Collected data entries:
>>>
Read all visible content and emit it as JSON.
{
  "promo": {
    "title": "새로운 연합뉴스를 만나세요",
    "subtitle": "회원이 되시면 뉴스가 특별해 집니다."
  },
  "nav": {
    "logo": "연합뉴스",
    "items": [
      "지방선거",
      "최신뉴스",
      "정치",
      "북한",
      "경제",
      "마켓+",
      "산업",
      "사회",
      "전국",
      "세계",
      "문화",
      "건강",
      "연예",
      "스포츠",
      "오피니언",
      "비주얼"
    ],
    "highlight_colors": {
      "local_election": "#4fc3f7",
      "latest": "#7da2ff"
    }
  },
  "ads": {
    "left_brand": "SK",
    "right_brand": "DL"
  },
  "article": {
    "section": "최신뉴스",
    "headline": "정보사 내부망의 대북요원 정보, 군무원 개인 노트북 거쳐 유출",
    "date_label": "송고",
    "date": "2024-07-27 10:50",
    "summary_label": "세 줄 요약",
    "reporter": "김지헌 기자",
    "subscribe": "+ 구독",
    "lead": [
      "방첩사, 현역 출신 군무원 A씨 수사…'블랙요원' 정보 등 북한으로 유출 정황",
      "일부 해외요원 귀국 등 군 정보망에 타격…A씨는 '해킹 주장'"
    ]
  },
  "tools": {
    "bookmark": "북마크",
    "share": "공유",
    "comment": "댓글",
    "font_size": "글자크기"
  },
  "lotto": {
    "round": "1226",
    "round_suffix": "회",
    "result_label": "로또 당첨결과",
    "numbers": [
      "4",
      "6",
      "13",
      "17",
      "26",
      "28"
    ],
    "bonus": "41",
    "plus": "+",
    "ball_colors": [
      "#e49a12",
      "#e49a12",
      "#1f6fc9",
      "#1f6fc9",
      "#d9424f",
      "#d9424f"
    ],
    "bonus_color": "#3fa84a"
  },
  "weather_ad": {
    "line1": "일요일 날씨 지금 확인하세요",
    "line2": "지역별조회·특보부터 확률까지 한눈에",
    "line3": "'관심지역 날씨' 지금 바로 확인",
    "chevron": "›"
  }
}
<<<
[Exercise]: Copy out every line of the data above, exactly as given.

[Solution for this task]:
Read all visible content and emit it as JSON.
{
  "promo": {
    "title": "새로운 연합뉴스를 만나세요",
    "subtitle": "회원이 되시면 뉴스가 특별해 집니다."
  },
  "nav": {
    "logo": "연합뉴스",
    "items": [
      "지방선거",
      "최신뉴스",
      "정치",
      "북한",
      "경제",
      "마켓+",
      "산업",
      "사회",
      "전국",
      "세계",
      "문화",
      "건강",
      "연예",
      "스포츠",
      "오피니언",
      "비주얼"
    ],
    "highlight_colors": {
      "local_election": "#4fc3f7",
      "latest": "#7da2ff"
    }
  },
  "ads": {
    "left_brand": "SK",
    "right_brand": "DL"
  },
  "article": {
    "section": "최신뉴스",
    "headline": "정보사 내부망의 대북요원 정보, 군무원 개인 노트북 거쳐 유출",
    "date_label": "송고",
    "date": "2024-07-27 10:50",
    "summary_label": "세 줄 요약",
    "reporter": "김지헌 기자",
    "subscribe": "+ 구독",
    "lead": [
      "방첩사, 현역 출신 군무원 A씨 수사…'블랙요원' 정보 등 북한으로 유출 정황",
      "일부 해외요원 귀국 등 군 정보망에 타격…A씨는 '해킹 주장'"
    ]
  },
  "tools": {
    "bookmark": "북마크",
    "share": "공유",
    "comment": "댓글",
    "font_size": "글자크기"
  },
  "lotto": {
    "round": "1226",
    "round_suffix": "회",
    "result_label": "로또 당첨결과",
    "numbers": [
      "4",
      "6",
      "13",
      "17",
      "26",
      "28"
    ],
    "bonus": "41",
    "plus": "+",
    "ball_colors": [
      "#e49a12",
      "#e49a12",
      "#1f6fc9",
      "#1f6fc9",
      "#d9424f",
      "#d9424f"
    ],
    "bonus_color": "#3fa84a"
  },
  "weather_ad": {
    "line1": "일요일 날씨 지금 확인하세요",
    "line2": "지역별조회·특보부터 확률까지 한눈에",
    "line3": "'관심지역 날씨' 지금 바로 확인",
    "chevron": "›"
  }
}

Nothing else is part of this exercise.